**À FAIRE:**
1. Indiquez si chacune des affirmations (a), (b) et (c) concorde avec le texte sur les poupées sexuelles, en répondant par oui ou non et en citant les mots du texte qui tranchent. (a) Le marché de la sex-tech est évalué à plus de 30 milliards de dollars. (b) L'établissement proche de Bruxelles a reçu des clients des deux sexes. (c) La préfecture considère cette activité comme du proxénétisme.
2. Reprenez le texte sur les poupées sexuelles à la suite de sa dernière phrase et poursuivez-en la rédaction.

── TEXTE À ANALYSER

Les modèles “enfants”

Selon Le Parisien, la police a fait des vérifications, mais n’a rien eu à reprocher au tenancier. “Pénalement, on ne peut pas accuser un homme de viol sur une poupée. C’est à peu près comme si une femme portait plainte contre un godemiché!”, justifie un policier interrogé par le quotidien français. Et la préfecture d’ajouter que “cette activité n’est pas non plus assimilable à du proxénétisme”. Le Code pénal fait en effet référence à des êtres humains et non à des objets. “Je trouve hyper-humiliant qu’on se préoccupe d’objets à branlette alors que des personnes humaines se battent toute l’année pour faire entendre leur voix”, a d’ailleurs asséné l’ex-star du porno Ovidie sur Twitter. En Belgique, où les maisons de plaisir sont tolérées, cette première ouverture ne semble susciter aucune réaction négative. Si le nouvel établissement situé en périphérie de Bruxelles a déjà accueilli une douzaine de clients - tous des hommes de 30 à 50 ans -, l’attrait pour ces poupées sexuelles connaît manifestement un engouement planétaire. Boosté par les humanoïdes très médiatisés de la firme californienne RealDolls (de 7.000 à 15.000 dollars le modèle siliconé et prochainement doté d’une intelligence artificielle), le marché de la sex-tech est aujourd’hui évalué à plus de 30 milliards de dollars. Avec des modèles personnalisables de la tête aux pieds… Des poupées qui ne disent jamais “non”? Sauf le sulfureux robot Frigid Farrah, commercialisé par la société américaine TrueCompanion et programmé pour être “timide et réservé”. Et l’entreprise de préciser que si on touche ses parties intimes, il est fort probable qu’elle n’apprécie pas nos avances. En somme, un robot programmé pour être violé comme le déplore l’auteure féministe britannique Laura Bates dans le New York Times. Encore plus dérangé ? Certains fabricants commercialisent aujourd’hui des poupées sexuelles… à l’effigie d’enfants. Ce qui inquiète notamment la Norvège où les autorités déclarent saisir de plus en plus de poupées juvéniles. En Angleterre, elles sont même désormais interdites.

────
── DONNÉES FOURNIES

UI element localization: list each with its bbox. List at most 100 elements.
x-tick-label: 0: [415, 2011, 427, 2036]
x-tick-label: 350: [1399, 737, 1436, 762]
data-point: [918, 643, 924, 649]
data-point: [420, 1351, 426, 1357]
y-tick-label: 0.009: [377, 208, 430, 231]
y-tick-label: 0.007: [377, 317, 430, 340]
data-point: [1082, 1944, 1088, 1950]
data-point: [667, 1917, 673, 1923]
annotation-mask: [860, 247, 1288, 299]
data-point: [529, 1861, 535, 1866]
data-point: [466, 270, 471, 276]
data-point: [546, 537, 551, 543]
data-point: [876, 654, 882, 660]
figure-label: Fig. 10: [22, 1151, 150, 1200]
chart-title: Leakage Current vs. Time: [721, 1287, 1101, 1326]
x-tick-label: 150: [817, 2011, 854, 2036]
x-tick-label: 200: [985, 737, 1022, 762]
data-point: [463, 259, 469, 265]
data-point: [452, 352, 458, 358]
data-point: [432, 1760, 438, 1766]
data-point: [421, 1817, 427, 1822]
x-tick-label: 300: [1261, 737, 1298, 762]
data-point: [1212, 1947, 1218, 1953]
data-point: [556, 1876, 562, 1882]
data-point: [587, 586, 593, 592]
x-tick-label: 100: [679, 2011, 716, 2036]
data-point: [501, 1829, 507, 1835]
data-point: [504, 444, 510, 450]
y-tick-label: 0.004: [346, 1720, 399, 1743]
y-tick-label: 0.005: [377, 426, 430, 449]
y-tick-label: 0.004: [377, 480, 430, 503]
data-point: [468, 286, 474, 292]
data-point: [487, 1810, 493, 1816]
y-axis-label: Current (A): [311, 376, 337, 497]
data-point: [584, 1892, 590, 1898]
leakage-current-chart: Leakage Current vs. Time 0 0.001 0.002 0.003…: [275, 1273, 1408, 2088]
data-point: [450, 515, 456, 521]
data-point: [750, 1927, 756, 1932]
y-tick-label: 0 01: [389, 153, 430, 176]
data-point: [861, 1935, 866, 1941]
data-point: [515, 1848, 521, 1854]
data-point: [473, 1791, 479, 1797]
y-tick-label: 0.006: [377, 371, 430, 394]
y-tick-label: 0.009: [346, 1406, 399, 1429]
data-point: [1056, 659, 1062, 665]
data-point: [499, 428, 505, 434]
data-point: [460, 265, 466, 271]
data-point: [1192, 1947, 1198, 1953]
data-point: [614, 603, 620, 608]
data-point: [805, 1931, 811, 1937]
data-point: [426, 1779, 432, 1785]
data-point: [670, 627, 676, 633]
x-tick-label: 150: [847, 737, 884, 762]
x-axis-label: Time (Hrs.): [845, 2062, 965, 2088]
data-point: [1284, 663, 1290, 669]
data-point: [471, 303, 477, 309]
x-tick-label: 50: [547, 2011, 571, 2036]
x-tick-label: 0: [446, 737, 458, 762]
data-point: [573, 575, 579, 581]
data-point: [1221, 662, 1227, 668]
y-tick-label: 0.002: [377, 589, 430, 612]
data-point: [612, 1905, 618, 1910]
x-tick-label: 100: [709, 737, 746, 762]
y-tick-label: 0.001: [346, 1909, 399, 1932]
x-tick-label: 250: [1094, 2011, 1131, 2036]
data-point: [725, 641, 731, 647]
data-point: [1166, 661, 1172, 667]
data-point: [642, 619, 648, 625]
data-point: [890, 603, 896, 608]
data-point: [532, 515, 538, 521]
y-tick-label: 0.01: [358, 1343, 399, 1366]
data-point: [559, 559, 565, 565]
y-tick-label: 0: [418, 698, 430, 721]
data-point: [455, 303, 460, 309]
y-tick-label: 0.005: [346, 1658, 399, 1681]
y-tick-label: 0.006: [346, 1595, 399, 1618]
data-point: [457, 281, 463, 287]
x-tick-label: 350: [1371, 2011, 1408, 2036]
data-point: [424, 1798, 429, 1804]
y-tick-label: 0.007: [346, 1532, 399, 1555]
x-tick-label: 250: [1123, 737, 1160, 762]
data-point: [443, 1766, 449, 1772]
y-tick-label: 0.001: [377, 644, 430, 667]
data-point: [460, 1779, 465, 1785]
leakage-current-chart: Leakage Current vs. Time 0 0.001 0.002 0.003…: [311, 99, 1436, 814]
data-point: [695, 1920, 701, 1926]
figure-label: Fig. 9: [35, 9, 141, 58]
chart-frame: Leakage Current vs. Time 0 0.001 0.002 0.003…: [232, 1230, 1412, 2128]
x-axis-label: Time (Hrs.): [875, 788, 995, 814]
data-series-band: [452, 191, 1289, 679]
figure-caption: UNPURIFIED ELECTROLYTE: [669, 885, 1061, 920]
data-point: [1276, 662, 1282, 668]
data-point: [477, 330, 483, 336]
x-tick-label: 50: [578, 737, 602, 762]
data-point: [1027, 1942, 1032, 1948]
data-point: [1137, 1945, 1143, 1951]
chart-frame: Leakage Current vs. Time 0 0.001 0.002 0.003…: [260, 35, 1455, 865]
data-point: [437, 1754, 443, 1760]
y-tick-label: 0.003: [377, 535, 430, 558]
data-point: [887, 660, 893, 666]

────

**LISTE DES RÉPONSES:**
1.
(a) Oui : « le marché de la sex-tech est aujourd’hui évalué à plus de 30 milliards de dollars ».
(b) Non : « tous des hommes de 30 à 50 ans ».
(c) Non : « cette activité n’est pas non plus assimilable à du proxénétisme ».

2.
Selon certains, les robots sexuels pourraient éradiquer la prostitution et freiner les maladies sexuellement transmissibles. Un tel support masturbatoire pourrait-il également servir d’outil cathartique permettant d’éviter la pédophilie ? Ou, à l’inverse, ne fera-t-il que nourrir un imaginaire sexuel incriminable ? Au Japon, le P.-D.G. de Trottla, entreprise qui commercialise des poupées écolières, se réjouit en tout cas de n’avoir jamais succombé à son vice (la pédophilie) grâce à sa poupée “grandeur nature”... Pour le Britannique Jon Brown, responsable du développement à la NSPCC (National Society for the Prevention of Cruelty to Children), une association pour la protection des enfants, “il y a clairement un risque pour que l’usage de ces poupées sexuelles d’enfants désensibilise et normalise le fantasme chez ceux qui les possèdent. Un phénomène qu’on observe déjà chez les gens qui détiennent chez eux des images pédophiles”. Vu le développement rapide de ces nouveaux sex-toys, il semble en tout cas urgent de se poser la question.